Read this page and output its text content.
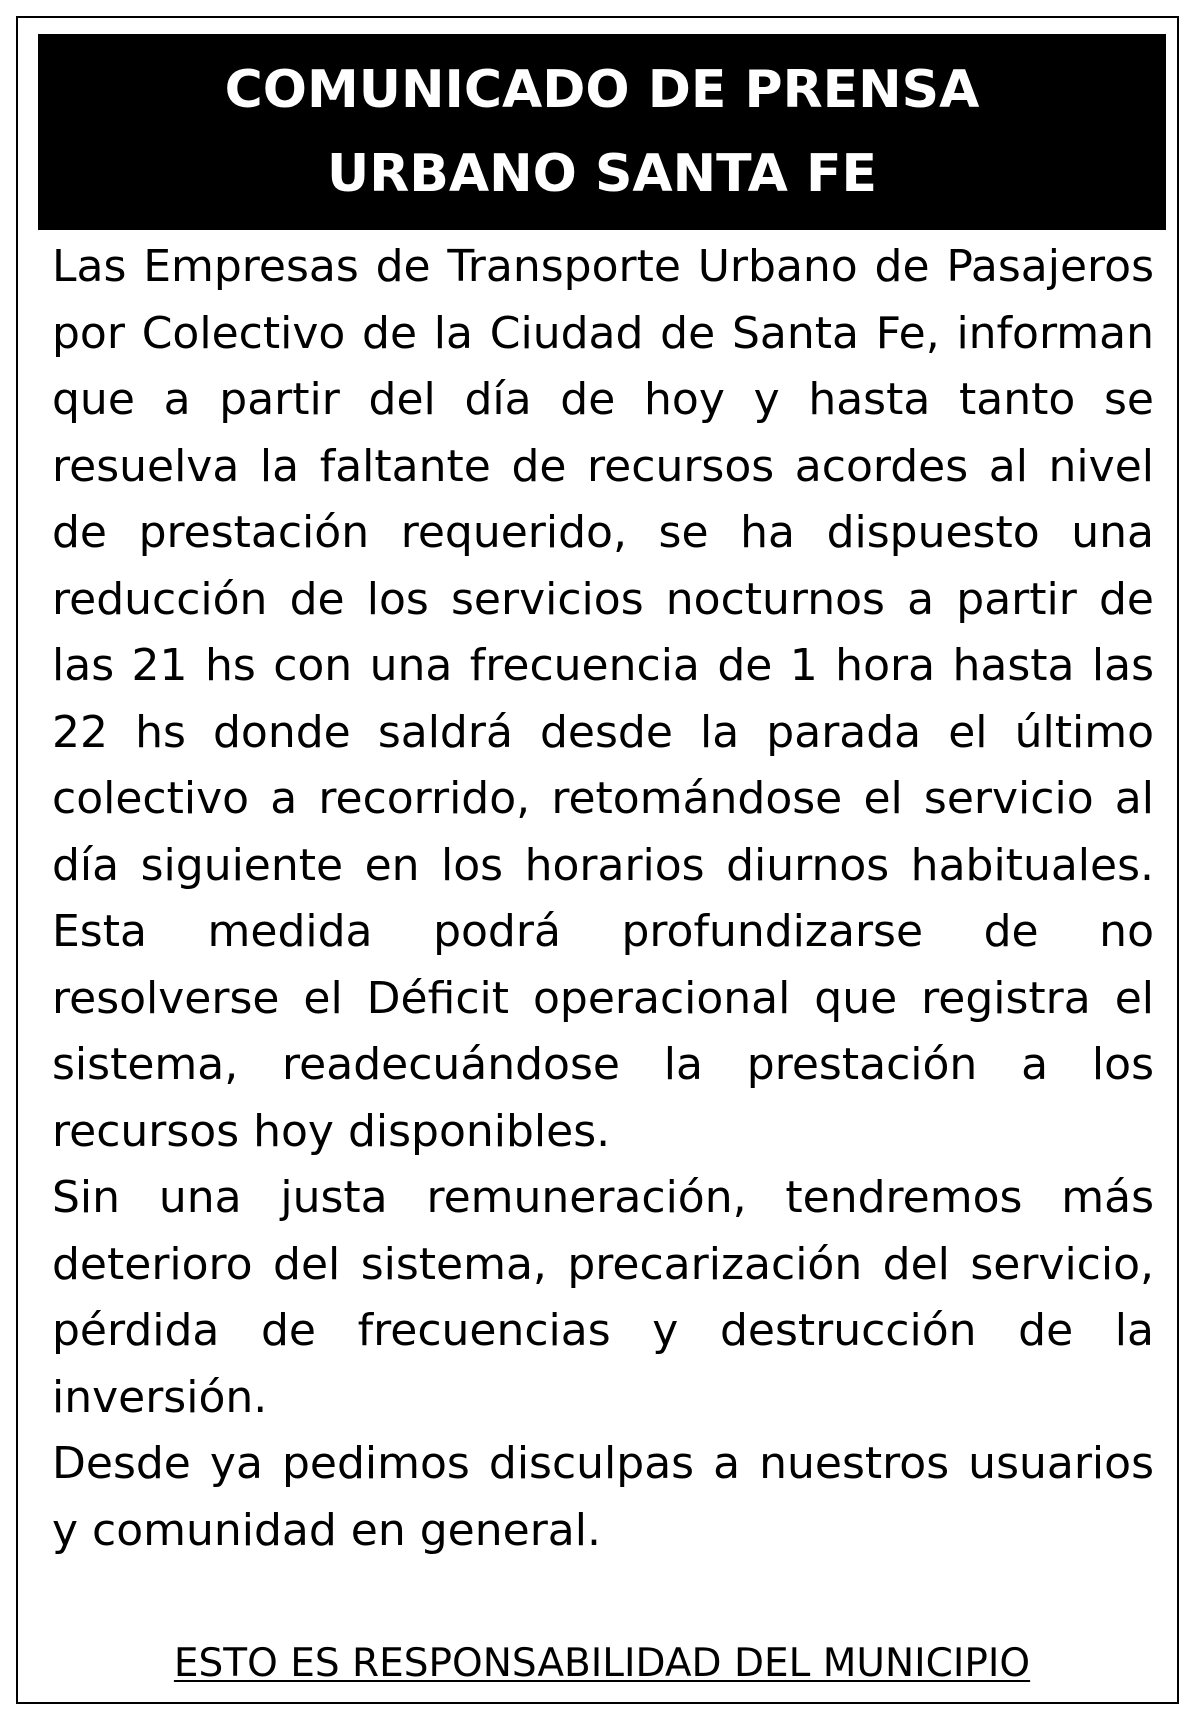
COMUNICADO DE PRENSA
URBANO SANTA FE

Las Empresas de Transporte Urbano de Pasajeros por Colectivo de la Ciudad de Santa Fe, informan que a partir del día de hoy y hasta tanto se resuelva la faltante de recursos acordes al nivel de prestación requerido, se ha dispuesto una reducción de los servicios nocturnos a partir de las 21 hs con una frecuencia de 1 hora hasta las 22 hs donde saldrá desde la parada el último colectivo a recorrido, retomándose el servicio al día siguiente en los horarios diurnos habituales. Esta medida podrá profundizarse de no resolverse el Déficit operacional que registra el sistema, readecuándose la prestación a los recursos hoy disponibles.

Sin una justa remuneración, tendremos más deterioro del sistema, precarización del servicio, pérdida de frecuencias y destrucción de la inversión.

Desde ya pedimos disculpas a nuestros usuarios y comunidad en general.

ESTO ES RESPONSABILIDAD DEL MUNICIPIO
········
Directions
Ignore the images and quote every line of the listing exactly.

Task solution
Read this page and output its text content.
COMUNICADO DE PRENSA
URBANO SANTA FE

Las Empresas de Transporte Urbano de Pasajeros por Colectivo de la Ciudad de Santa Fe, informan que a partir del día de hoy y hasta tanto se resuelva la faltante de recursos acordes al nivel de prestación requerido, se ha dispuesto una reducción de los servicios nocturnos a partir de las 21 hs con una frecuencia de 1 hora hasta las 22 hs donde saldrá desde la parada el último colectivo a recorrido, retomándose el servicio al día siguiente en los horarios diurnos habituales. Esta medida podrá profundizarse de no resolverse el Déficit operacional que registra el sistema, readecuándose la prestación a los recursos hoy disponibles.

Sin una justa remuneración, tendremos más deterioro del sistema, precarización del servicio, pérdida de frecuencias y destrucción de la inversión.

Desde ya pedimos disculpas a nuestros usuarios y comunidad en general.

ESTO ES RESPONSABILIDAD DEL MUNICIPIO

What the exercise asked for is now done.